**REQUIRED WORK**
Reply with one number: the count of lines in the records below that hold "helps".
+ + +
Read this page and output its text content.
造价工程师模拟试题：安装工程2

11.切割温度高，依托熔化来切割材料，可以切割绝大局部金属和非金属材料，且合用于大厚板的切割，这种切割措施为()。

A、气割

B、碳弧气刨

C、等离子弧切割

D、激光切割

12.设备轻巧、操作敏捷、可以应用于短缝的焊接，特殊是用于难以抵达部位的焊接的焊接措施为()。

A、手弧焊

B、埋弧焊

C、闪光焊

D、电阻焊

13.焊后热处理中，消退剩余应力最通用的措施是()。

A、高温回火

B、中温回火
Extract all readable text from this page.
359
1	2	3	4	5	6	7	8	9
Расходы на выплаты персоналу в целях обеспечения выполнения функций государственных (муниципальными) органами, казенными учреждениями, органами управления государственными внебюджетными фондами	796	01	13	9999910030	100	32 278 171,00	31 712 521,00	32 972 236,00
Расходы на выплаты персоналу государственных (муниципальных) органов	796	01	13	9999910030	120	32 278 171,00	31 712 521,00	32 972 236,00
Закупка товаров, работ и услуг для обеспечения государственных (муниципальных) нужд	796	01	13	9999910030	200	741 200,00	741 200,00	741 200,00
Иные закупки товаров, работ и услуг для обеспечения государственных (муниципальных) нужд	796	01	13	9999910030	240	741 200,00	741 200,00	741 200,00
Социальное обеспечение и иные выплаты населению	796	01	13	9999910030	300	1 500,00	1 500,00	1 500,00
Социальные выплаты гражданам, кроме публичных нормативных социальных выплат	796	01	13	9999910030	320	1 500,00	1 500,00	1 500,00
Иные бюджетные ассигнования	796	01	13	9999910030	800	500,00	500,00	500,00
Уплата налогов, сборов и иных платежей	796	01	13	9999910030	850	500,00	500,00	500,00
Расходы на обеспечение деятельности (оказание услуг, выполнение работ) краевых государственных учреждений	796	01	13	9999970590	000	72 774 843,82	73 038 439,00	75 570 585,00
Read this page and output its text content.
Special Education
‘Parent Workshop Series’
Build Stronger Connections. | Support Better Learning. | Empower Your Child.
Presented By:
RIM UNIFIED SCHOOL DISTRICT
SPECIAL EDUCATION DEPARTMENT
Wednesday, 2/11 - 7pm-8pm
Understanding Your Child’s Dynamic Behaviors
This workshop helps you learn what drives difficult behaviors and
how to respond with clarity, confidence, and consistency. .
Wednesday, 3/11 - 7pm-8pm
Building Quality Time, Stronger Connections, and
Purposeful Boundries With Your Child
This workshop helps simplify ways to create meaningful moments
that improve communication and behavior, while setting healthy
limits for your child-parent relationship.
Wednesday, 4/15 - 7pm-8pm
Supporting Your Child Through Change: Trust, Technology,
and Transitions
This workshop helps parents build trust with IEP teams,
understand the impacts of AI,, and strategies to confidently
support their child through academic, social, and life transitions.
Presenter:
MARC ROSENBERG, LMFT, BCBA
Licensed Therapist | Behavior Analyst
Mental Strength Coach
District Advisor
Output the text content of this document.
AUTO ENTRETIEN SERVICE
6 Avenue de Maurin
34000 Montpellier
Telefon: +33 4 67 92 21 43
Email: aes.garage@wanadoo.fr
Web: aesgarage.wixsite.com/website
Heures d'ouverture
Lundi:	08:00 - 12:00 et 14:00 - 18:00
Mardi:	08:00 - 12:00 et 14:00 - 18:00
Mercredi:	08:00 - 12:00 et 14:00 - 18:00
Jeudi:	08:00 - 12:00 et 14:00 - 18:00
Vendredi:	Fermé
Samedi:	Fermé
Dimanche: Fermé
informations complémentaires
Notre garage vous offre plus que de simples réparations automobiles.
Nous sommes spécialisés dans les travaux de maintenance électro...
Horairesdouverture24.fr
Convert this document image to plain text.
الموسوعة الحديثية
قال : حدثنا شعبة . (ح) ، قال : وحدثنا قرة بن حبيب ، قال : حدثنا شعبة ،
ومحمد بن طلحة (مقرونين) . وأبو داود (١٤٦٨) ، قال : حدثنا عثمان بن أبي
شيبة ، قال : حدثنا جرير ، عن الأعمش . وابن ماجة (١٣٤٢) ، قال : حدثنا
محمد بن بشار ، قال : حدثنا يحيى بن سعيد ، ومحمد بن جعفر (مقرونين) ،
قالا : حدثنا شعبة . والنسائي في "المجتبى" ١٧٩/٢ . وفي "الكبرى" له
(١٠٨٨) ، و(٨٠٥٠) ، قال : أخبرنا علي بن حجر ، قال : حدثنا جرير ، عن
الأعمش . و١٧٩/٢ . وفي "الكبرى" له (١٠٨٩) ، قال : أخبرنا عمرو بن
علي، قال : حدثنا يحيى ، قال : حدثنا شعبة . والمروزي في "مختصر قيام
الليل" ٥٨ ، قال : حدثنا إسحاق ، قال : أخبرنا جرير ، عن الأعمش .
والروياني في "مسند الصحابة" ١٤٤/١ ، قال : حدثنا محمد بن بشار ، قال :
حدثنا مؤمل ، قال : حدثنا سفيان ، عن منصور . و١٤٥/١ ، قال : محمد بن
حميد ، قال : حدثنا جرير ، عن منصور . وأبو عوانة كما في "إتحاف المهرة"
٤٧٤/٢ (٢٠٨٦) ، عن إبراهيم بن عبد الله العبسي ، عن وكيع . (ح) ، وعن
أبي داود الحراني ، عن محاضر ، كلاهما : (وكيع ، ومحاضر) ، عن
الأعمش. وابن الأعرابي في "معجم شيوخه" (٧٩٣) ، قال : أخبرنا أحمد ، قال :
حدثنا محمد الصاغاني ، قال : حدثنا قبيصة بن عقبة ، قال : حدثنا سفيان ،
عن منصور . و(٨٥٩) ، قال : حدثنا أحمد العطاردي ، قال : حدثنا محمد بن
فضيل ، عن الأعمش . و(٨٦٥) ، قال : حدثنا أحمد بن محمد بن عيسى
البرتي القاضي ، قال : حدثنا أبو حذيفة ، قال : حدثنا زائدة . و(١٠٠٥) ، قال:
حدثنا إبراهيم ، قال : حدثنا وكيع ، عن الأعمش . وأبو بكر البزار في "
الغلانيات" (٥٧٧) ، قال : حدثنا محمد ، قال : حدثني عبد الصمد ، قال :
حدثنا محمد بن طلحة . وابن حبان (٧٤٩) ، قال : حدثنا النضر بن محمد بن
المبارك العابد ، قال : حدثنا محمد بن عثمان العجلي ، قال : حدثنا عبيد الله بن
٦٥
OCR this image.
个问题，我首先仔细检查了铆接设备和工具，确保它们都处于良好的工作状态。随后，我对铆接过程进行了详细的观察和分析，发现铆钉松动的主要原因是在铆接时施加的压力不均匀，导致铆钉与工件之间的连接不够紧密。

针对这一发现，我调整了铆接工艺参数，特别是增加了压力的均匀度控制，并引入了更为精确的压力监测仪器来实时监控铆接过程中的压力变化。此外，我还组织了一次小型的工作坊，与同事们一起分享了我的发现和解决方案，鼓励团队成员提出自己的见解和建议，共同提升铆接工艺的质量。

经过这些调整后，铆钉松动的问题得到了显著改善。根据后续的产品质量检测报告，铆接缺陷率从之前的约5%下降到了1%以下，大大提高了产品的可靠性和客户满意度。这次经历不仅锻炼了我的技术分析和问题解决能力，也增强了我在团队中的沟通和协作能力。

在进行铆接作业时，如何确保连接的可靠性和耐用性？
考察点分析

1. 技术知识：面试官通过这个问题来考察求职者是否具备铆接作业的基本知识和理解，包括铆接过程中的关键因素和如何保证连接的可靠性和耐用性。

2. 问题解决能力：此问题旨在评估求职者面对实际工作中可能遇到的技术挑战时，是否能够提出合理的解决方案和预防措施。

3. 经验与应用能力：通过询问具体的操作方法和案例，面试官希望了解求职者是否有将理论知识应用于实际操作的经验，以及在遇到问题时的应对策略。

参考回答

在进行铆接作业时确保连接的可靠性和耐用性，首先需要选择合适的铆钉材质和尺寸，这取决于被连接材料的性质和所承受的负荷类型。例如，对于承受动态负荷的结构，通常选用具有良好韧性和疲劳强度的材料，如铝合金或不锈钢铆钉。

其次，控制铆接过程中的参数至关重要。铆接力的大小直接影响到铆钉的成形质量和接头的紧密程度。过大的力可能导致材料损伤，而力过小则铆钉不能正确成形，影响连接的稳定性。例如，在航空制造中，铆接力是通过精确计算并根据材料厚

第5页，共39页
+ + +
**FINISHED TASK**
3